- **GIVEN RECORDS**:
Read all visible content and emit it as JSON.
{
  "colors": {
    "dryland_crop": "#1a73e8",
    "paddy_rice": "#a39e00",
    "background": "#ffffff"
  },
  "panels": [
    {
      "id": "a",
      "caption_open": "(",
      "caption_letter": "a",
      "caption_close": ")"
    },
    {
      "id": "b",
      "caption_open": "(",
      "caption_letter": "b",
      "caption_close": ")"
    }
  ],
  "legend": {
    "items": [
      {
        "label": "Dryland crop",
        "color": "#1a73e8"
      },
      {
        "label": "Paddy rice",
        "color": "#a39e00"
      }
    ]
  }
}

- **DO THIS**:
Please return the data above exactly as given.

- **OUTPUT BELOW**:
Read all visible content and emit it as JSON.
{
  "colors": {
    "dryland_crop": "#1a73e8",
    "paddy_rice": "#a39e00",
    "background": "#ffffff"
  },
  "panels": [
    {
      "id": "a",
      "caption_open": "(",
      "caption_letter": "a",
      "caption_close": ")"
    },
    {
      "id": "b",
      "caption_open": "(",
      "caption_letter": "b",
      "caption_close": ")"
    }
  ],
  "legend": {
    "items": [
      {
        "label": "Dryland crop",
        "color": "#1a73e8"
      },
      {
        "label": "Paddy rice",
        "color": "#a39e00"
      }
    ]
  }
}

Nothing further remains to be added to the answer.